TASK DESCRIPTION » Every record here should be printed again exactly.

# SUPPLIED RECORDS start

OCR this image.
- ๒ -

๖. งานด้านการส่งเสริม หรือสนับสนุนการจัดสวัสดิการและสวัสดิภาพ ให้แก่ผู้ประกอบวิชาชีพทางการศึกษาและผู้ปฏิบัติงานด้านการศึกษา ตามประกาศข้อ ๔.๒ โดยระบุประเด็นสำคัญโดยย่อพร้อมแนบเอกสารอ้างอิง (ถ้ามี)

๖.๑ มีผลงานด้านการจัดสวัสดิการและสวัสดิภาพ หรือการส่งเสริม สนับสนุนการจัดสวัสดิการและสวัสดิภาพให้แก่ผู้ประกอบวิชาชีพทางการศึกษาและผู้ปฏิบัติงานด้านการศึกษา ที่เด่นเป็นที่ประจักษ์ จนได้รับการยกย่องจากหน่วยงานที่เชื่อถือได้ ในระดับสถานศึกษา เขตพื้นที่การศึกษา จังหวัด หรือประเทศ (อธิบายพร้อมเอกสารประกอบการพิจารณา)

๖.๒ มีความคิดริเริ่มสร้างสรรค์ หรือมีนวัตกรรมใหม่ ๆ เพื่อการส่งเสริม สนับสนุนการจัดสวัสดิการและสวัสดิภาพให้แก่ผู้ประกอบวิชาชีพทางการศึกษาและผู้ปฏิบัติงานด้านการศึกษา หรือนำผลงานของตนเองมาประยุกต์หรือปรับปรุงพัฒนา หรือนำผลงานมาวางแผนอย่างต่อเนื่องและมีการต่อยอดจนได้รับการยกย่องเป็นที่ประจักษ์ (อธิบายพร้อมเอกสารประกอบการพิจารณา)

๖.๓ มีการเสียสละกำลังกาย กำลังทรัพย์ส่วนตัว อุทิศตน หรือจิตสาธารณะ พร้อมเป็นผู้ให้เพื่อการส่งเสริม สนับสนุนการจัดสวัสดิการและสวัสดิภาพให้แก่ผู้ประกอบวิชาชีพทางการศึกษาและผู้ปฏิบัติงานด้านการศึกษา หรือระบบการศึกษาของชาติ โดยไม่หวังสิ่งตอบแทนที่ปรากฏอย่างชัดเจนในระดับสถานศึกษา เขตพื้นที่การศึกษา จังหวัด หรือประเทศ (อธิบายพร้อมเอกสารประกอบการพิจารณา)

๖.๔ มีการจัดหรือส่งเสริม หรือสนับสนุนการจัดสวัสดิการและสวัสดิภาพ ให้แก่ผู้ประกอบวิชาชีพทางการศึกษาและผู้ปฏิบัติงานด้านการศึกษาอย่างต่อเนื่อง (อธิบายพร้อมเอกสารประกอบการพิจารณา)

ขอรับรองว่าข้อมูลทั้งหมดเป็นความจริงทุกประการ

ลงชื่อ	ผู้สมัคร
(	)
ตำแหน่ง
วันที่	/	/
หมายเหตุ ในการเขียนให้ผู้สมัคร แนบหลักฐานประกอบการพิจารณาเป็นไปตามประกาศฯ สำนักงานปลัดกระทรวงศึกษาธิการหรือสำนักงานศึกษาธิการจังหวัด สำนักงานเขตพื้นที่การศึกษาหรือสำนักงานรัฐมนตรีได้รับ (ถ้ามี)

# SUPPLIED RECORDS end

RESULT »
OCR this image.
- ๒ -

๖. งานด้านการส่งเสริม หรือสนับสนุนการจัดสวัสดิการและสวัสดิภาพ ให้แก่ผู้ประกอบวิชาชีพทางการศึกษาและผู้ปฏิบัติงานด้านการศึกษา ตามประกาศข้อ ๔.๒ โดยระบุประเด็นสำคัญโดยย่อพร้อมแนบเอกสารอ้างอิง (ถ้ามี)

๖.๑ มีผลงานด้านการจัดสวัสดิการและสวัสดิภาพ หรือการส่งเสริม สนับสนุนการจัดสวัสดิการและสวัสดิภาพให้แก่ผู้ประกอบวิชาชีพทางการศึกษาและผู้ปฏิบัติงานด้านการศึกษา ที่เด่นเป็นที่ประจักษ์ จนได้รับการยกย่องจากหน่วยงานที่เชื่อถือได้ ในระดับสถานศึกษา เขตพื้นที่การศึกษา จังหวัด หรือประเทศ (อธิบายพร้อมเอกสารประกอบการพิจารณา)

๖.๒ มีความคิดริเริ่มสร้างสรรค์ หรือมีนวัตกรรมใหม่ ๆ เพื่อการส่งเสริม สนับสนุนการจัดสวัสดิการและสวัสดิภาพให้แก่ผู้ประกอบวิชาชีพทางการศึกษาและผู้ปฏิบัติงานด้านการศึกษา หรือนำผลงานของตนเองมาประยุกต์หรือปรับปรุงพัฒนา หรือนำผลงานมาวางแผนอย่างต่อเนื่องและมีการต่อยอดจนได้รับการยกย่องเป็นที่ประจักษ์ (อธิบายพร้อมเอกสารประกอบการพิจารณา)

๖.๓ มีการเสียสละกำลังกาย กำลังทรัพย์ส่วนตัว อุทิศตน หรือจิตสาธารณะ พร้อมเป็นผู้ให้เพื่อการส่งเสริม สนับสนุนการจัดสวัสดิการและสวัสดิภาพให้แก่ผู้ประกอบวิชาชีพทางการศึกษาและผู้ปฏิบัติงานด้านการศึกษา หรือระบบการศึกษาของชาติ โดยไม่หวังสิ่งตอบแทนที่ปรากฏอย่างชัดเจนในระดับสถานศึกษา เขตพื้นที่การศึกษา จังหวัด หรือประเทศ (อธิบายพร้อมเอกสารประกอบการพิจารณา)

๖.๔ มีการจัดหรือส่งเสริม หรือสนับสนุนการจัดสวัสดิการและสวัสดิภาพ ให้แก่ผู้ประกอบวิชาชีพทางการศึกษาและผู้ปฏิบัติงานด้านการศึกษาอย่างต่อเนื่อง (อธิบายพร้อมเอกสารประกอบการพิจารณา)

ขอรับรองว่าข้อมูลทั้งหมดเป็นความจริงทุกประการ

ลงชื่อ	ผู้สมัคร
(	)
ตำแหน่ง
วันที่	/	/
หมายเหตุ ในการเขียนให้ผู้สมัคร แนบหลักฐานประกอบการพิจารณาเป็นไปตามประกาศฯ สำนักงานปลัดกระทรวงศึกษาธิการหรือสำนักงานศึกษาธิการจังหวัด สำนักงานเขตพื้นที่การศึกษาหรือสำนักงานรัฐมนตรีได้รับ (ถ้ามี)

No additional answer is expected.